_WHAT IS BEING ASKED_. Will you quote all of the entries, word for word?

[SUPPLIED RECORDS — start]

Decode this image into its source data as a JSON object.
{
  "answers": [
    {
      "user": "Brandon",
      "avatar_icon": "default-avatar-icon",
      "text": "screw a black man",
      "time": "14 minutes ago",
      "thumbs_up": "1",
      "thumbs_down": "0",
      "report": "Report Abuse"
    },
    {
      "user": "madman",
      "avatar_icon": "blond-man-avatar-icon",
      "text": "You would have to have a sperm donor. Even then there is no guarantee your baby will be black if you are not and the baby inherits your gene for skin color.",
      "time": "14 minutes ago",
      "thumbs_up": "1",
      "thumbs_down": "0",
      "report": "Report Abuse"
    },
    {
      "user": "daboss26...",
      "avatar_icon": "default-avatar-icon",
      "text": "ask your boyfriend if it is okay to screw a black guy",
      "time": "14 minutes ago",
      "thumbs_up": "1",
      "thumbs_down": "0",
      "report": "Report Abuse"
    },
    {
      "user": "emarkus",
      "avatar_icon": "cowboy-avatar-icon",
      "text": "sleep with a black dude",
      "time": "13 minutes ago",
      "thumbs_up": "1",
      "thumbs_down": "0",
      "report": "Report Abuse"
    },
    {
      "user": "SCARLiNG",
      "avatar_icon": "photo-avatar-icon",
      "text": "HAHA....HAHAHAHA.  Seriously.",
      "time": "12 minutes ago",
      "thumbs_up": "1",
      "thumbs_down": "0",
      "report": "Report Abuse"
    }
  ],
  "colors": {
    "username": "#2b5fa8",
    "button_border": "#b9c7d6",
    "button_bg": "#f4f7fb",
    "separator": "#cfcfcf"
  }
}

[SUPPLIED RECORDS — finish]

_RESULT_.
Decode this image into its source data as a JSON object.
{
  "answers": [
    {
      "user": "Brandon",
      "avatar_icon": "default-avatar-icon",
      "text": "screw a black man",
      "time": "14 minutes ago",
      "thumbs_up": "1",
      "thumbs_down": "0",
      "report": "Report Abuse"
    },
    {
      "user": "madman",
      "avatar_icon": "blond-man-avatar-icon",
      "text": "You would have to have a sperm donor. Even then there is no guarantee your baby will be black if you are not and the baby inherits your gene for skin color.",
      "time": "14 minutes ago",
      "thumbs_up": "1",
      "thumbs_down": "0",
      "report": "Report Abuse"
    },
    {
      "user": "daboss26...",
      "avatar_icon": "default-avatar-icon",
      "text": "ask your boyfriend if it is okay to screw a black guy",
      "time": "14 minutes ago",
      "thumbs_up": "1",
      "thumbs_down": "0",
      "report": "Report Abuse"
    },
    {
      "user": "emarkus",
      "avatar_icon": "cowboy-avatar-icon",
      "text": "sleep with a black dude",
      "time": "13 minutes ago",
      "thumbs_up": "1",
      "thumbs_down": "0",
      "report": "Report Abuse"
    },
    {
      "user": "SCARLiNG",
      "avatar_icon": "photo-avatar-icon",
      "text": "HAHA....HAHAHAHA.  Seriously.",
      "time": "12 minutes ago",
      "thumbs_up": "1",
      "thumbs_down": "0",
      "report": "Report Abuse"
    }
  ],
  "colors": {
    "username": "#2b5fa8",
    "button_border": "#b9c7d6",
    "button_bg": "#f4f7fb",
    "separator": "#cfcfcf"
  }
}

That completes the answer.